• **Text passage**:
______________________________

Optimize global and local size vs WORK_GROUP_SIZE_MULTIPLE

Hi all

According to spec 1.0

  • CL_DEVICE_MAX_WORK_ITEM_SIZES : Maximum number of work-items that can be specified in each dimension of the work-group to [clEnqueueNDRangeKernel]
  • in my case this is 24

According to spec 1.1

  • CL_KERNEL_PREFERRED_WORK_GROUP_SIZE_MULTIPLE: Returns the preferred multiple of workgroup size for launch. This is a performance hint. Specifying a workgroup size that is not a multiple of the value returned by this query as the value of the local work size argument to [clEnqueueNDRangeKernel] will not fail to enqueue the kernel for execution unless the work-group size specified is larger than the device maximum
  • in my case 32 (analogous to warp size in CUDA)

Now how can clEnqueueNDRangeKernel() have local a multiple of 32 whereas at the same time global that is supposed to be a multiple of local is less than 24. I certainly missunderstood something…

  1. The only combination I can work is {global = 32, local = 32}. I presume this is not efficient at all ?
  2. Is {global = 32 * 24 local = 32} correct ?
  3. Is {global = 24, local = 32} correct ? (that is we do not have to set global a multiple of local as reported elsewhere)
  4. Why some people reported that global must be evenly divisible by local, is that true ?

If anybody could tell me what I miss here, that would be a great help !
Thanks in advance
best regards

______________________________

(Element position data)
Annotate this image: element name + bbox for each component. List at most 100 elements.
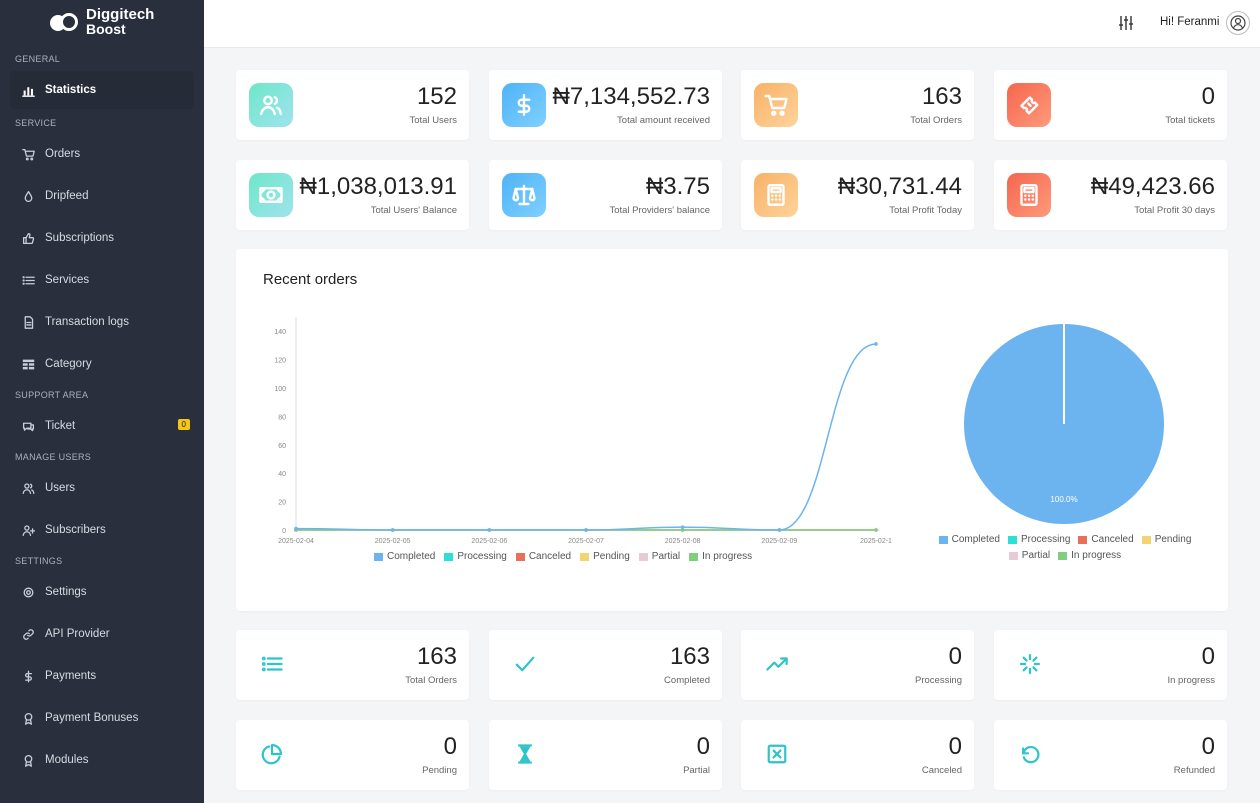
check-icon xyxy=(511,650,539,678)
sidebar-item-transaction-logs[interactable]: Transaction logs xyxy=(0,301,204,343)
thumb-up-icon xyxy=(21,231,35,245)
data-point[interactable] xyxy=(487,528,492,532)
sidebar-item-users[interactable]: Users xyxy=(0,467,204,509)
data-point[interactable] xyxy=(680,525,685,529)
legend-label: Partial xyxy=(1021,550,1051,561)
sidebar-item-subscribers[interactable]: Subscribers xyxy=(0,509,204,551)
stat-label: In progress xyxy=(1167,675,1215,686)
x-tick-label: 2025-02-1 xyxy=(860,538,892,545)
stat-value: 163 xyxy=(669,643,710,670)
recent-orders-card: Recent orders 0 20 40 60 80 100 120 140 2025-02-… xyxy=(236,249,1228,611)
stat-label: Total Profit Today xyxy=(889,205,962,216)
stat-value: 0 xyxy=(1201,733,1215,760)
y-tick-label: 0 xyxy=(282,528,286,535)
x-tick-label: 2025-02-07 xyxy=(568,538,604,545)
award-icon xyxy=(21,711,35,725)
pie-legend-item[interactable]: Partial xyxy=(1008,550,1051,561)
sidebar-item-services[interactable]: Services xyxy=(0,259,204,301)
sidebar-item-subscriptions[interactable]: Subscriptions xyxy=(0,217,204,259)
sidebar-item-label: Modules xyxy=(45,754,89,766)
sidebar-item-payment-bonuses[interactable]: Payment Bonuses xyxy=(0,697,204,739)
stat-card-pending: 0 Pending xyxy=(236,720,469,790)
stat-card-total-users-balance: ₦1,038,013.91 Total Users' Balance xyxy=(236,160,469,230)
legend-swatch xyxy=(689,552,699,561)
user-greeting[interactable]: Hi! Feranmi xyxy=(1160,16,1220,28)
legend-swatch xyxy=(374,552,383,561)
pie-legend-item[interactable]: Canceled xyxy=(1078,534,1134,545)
brand-logo[interactable]: Diggitech Boost xyxy=(0,0,204,44)
stat-card-partial: 0 Partial xyxy=(489,720,722,790)
recent-orders-line-chart: 0 20 40 60 80 100 120 140 2025-02-04 2025-02-05 20… xyxy=(274,317,892,545)
cart-icon xyxy=(754,83,798,127)
sidebar-item-api-provider[interactable]: API Provider xyxy=(0,613,204,655)
data-point[interactable] xyxy=(874,528,878,532)
sidebar-item-orders[interactable]: Orders xyxy=(0,133,204,175)
filter-sliders-icon[interactable] xyxy=(1118,15,1134,36)
chat-icon xyxy=(21,419,35,433)
legend-item[interactable]: Canceled xyxy=(515,551,572,562)
stat-label: Total Users xyxy=(409,115,457,126)
stat-value: ₦3.75 xyxy=(645,173,710,200)
stat-value: 163 xyxy=(921,83,962,110)
sidebar-item-settings[interactable]: Settings xyxy=(0,571,204,613)
pie-legend-item[interactable]: Pending xyxy=(1141,534,1191,545)
stat-value: 0 xyxy=(1201,83,1215,110)
list-icon xyxy=(21,273,35,287)
legend-swatch xyxy=(580,552,590,561)
data-point[interactable] xyxy=(294,526,298,531)
ticket-icon xyxy=(1007,83,1051,127)
gear-icon xyxy=(21,585,35,599)
legend-swatch xyxy=(1141,535,1151,544)
stat-label: Total Users' Balance xyxy=(370,205,457,216)
legend-swatch xyxy=(638,552,648,561)
sidebar-item-statistics[interactable]: Statistics xyxy=(10,71,194,109)
y-tick-label: 40 xyxy=(278,471,286,478)
sidebar-section-title: SETTINGS xyxy=(15,556,63,566)
pie-legend-item[interactable]: In progress xyxy=(1058,550,1121,561)
dollar-icon xyxy=(502,83,546,127)
trending-up-icon xyxy=(763,650,791,678)
sidebar-item-label: Category xyxy=(45,358,92,370)
legend-item[interactable]: Partial xyxy=(638,551,680,562)
logo-icon xyxy=(50,11,80,33)
sidebar-section-title: MANAGE USERS xyxy=(15,452,92,462)
pie-chart-legend: Completed Processing Canceled Pending Partia… xyxy=(930,534,1200,566)
data-point[interactable] xyxy=(874,342,878,346)
sidebar-item-payments[interactable]: Payments xyxy=(0,655,204,697)
legend-item[interactable]: In progress xyxy=(689,551,752,562)
stat-card-total-profit-today: ₦30,731.44 Total Profit Today xyxy=(741,160,974,230)
sidebar-item-dripfeed[interactable]: Dripfeed xyxy=(0,175,204,217)
x-square-icon xyxy=(763,740,791,768)
legend-item[interactable]: Completed xyxy=(374,551,435,562)
y-tick-label: 100 xyxy=(274,386,286,393)
sidebar-item-label: Subscribers xyxy=(45,524,106,536)
data-point[interactable] xyxy=(584,528,588,532)
sidebar-item-ticket[interactable]: Ticket 0 xyxy=(0,405,204,447)
legend-label: Canceled xyxy=(528,551,572,562)
hourglass-icon xyxy=(511,740,539,768)
legend-label: Processing xyxy=(457,551,507,562)
pie-icon xyxy=(258,740,286,768)
pie-legend-item[interactable]: Completed xyxy=(938,534,1000,545)
y-tick-label: 120 xyxy=(274,358,286,365)
stat-card-total-profit-30-days: ₦49,423.66 Total Profit 30 days xyxy=(994,160,1227,230)
legend-item[interactable]: Processing xyxy=(444,551,507,562)
ticket-count-badge: 0 xyxy=(177,419,190,430)
loader-icon xyxy=(1016,650,1044,678)
stat-label: Partial xyxy=(683,765,710,776)
legend-item[interactable]: Pending xyxy=(580,551,630,562)
pie-legend-item[interactable]: Processing xyxy=(1007,534,1070,545)
sidebar-item-category[interactable]: Category xyxy=(0,343,204,385)
data-point[interactable] xyxy=(777,528,782,532)
avatar-icon[interactable] xyxy=(1226,11,1250,35)
calculator-icon xyxy=(754,173,798,217)
sidebar-item-modules[interactable]: Modules xyxy=(0,739,204,781)
data-point[interactable] xyxy=(390,528,395,532)
stat-value: ₦30,731.44 xyxy=(837,173,962,200)
stat-card-in-progress: 0 In progress xyxy=(994,630,1227,700)
stat-label: Processing xyxy=(915,675,962,686)
data-point[interactable] xyxy=(680,528,685,532)
legend-swatch xyxy=(1007,535,1017,544)
stat-card-completed: 163 Completed xyxy=(489,630,722,700)
legend-label: In progress xyxy=(702,551,753,562)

______________________________

• **Tasks**:
**a)** Substitute "pairing" for "combination" in the OpenCL forum post between "Now how can" and "as reported elsewhere)", inclusive, and give that span again.
**b)** Reproduce the records between the lines holding "check-icon xyxy=(511,650,539,678)" and "data-point[interactable] xyxy=(680,525,685,529)", inclusive, without any changes.
The OpenCL forum post and the records are unrelated material.

• **Correct answers**:
**a)**
Now how can clEnqueueNDRangeKernel() have local a multiple of 32 whereas at the same time global that is supposed to be a multiple of local is less than 24. I certainly missunderstood something…

  1. The only pairing I can work is {global = 32, local = 32}. I presume this is not efficient at all ?
  2. Is {global = 32 * 24 local = 32} correct ?
  3. Is {global = 24, local = 32} correct ? (that is we do not have to set global a multiple of local as reported elsewhere)

**b)**
check-icon xyxy=(511,650,539,678)
sidebar-item-transaction-logs[interactable]: Transaction logs xyxy=(0,301,204,343)
thumb-up-icon xyxy=(21,231,35,245)
data-point[interactable] xyxy=(487,528,492,532)
sidebar-item-users[interactable]: Users xyxy=(0,467,204,509)
data-point[interactable] xyxy=(680,525,685,529)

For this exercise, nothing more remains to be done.